#### [Problem details]
Take the records underneath and set them down exactly.

#### [Data to use]
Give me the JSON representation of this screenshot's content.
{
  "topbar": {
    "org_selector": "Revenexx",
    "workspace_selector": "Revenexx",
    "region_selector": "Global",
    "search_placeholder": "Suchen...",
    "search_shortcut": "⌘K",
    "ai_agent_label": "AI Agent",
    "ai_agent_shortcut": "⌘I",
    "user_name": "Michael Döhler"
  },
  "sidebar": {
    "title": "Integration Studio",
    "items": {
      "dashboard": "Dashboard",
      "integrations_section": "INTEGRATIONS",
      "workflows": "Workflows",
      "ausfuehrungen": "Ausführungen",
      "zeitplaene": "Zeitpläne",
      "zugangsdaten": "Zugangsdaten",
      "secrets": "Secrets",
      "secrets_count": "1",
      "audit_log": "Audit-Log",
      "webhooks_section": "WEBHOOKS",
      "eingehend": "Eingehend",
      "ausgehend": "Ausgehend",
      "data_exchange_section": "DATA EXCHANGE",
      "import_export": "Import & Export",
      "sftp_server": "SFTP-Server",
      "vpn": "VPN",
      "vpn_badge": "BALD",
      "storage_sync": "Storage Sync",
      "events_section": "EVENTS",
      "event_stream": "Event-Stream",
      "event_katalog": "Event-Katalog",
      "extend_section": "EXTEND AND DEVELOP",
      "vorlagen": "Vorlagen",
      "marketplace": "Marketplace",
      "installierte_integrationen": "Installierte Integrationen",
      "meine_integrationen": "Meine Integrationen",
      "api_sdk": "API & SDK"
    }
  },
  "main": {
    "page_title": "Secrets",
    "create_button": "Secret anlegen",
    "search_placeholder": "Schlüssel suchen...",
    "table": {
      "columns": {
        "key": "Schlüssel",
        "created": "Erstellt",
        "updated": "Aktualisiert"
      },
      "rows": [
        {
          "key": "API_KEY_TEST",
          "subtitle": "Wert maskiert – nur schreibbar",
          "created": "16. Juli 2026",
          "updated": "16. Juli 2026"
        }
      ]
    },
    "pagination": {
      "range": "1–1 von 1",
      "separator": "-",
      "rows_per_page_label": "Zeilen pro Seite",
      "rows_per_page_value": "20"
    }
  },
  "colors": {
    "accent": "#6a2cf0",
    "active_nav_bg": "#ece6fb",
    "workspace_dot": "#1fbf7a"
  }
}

#### [Output for this task]
Give me the JSON representation of this screenshot's content.
{
  "topbar": {
    "org_selector": "Revenexx",
    "workspace_selector": "Revenexx",
    "region_selector": "Global",
    "search_placeholder": "Suchen...",
    "search_shortcut": "⌘K",
    "ai_agent_label": "AI Agent",
    "ai_agent_shortcut": "⌘I",
    "user_name": "Michael Döhler"
  },
  "sidebar": {
    "title": "Integration Studio",
    "items": {
      "dashboard": "Dashboard",
      "integrations_section": "INTEGRATIONS",
      "workflows": "Workflows",
      "ausfuehrungen": "Ausführungen",
      "zeitplaene": "Zeitpläne",
      "zugangsdaten": "Zugangsdaten",
      "secrets": "Secrets",
      "secrets_count": "1",
      "audit_log": "Audit-Log",
      "webhooks_section": "WEBHOOKS",
      "eingehend": "Eingehend",
      "ausgehend": "Ausgehend",
      "data_exchange_section": "DATA EXCHANGE",
      "import_export": "Import & Export",
      "sftp_server": "SFTP-Server",
      "vpn": "VPN",
      "vpn_badge": "BALD",
      "storage_sync": "Storage Sync",
      "events_section": "EVENTS",
      "event_stream": "Event-Stream",
      "event_katalog": "Event-Katalog",
      "extend_section": "EXTEND AND DEVELOP",
      "vorlagen": "Vorlagen",
      "marketplace": "Marketplace",
      "installierte_integrationen": "Installierte Integrationen",
      "meine_integrationen": "Meine Integrationen",
      "api_sdk": "API & SDK"
    }
  },
  "main": {
    "page_title": "Secrets",
    "create_button": "Secret anlegen",
    "search_placeholder": "Schlüssel suchen...",
    "table": {
      "columns": {
        "key": "Schlüssel",
        "created": "Erstellt",
        "updated": "Aktualisiert"
      },
      "rows": [
        {
          "key": "API_KEY_TEST",
          "subtitle": "Wert maskiert – nur schreibbar",
          "created": "16. Juli 2026",
          "updated": "16. Juli 2026"
        }
      ]
    },
    "pagination": {
      "range": "1–1 von 1",
      "separator": "-",
      "rows_per_page_label": "Zeilen pro Seite",
      "rows_per_page_value": "20"
    }
  },
  "colors": {
    "accent": "#6a2cf0",
    "active_nav_bg": "#ece6fb",
    "workspace_dot": "#1fbf7a"
  }
}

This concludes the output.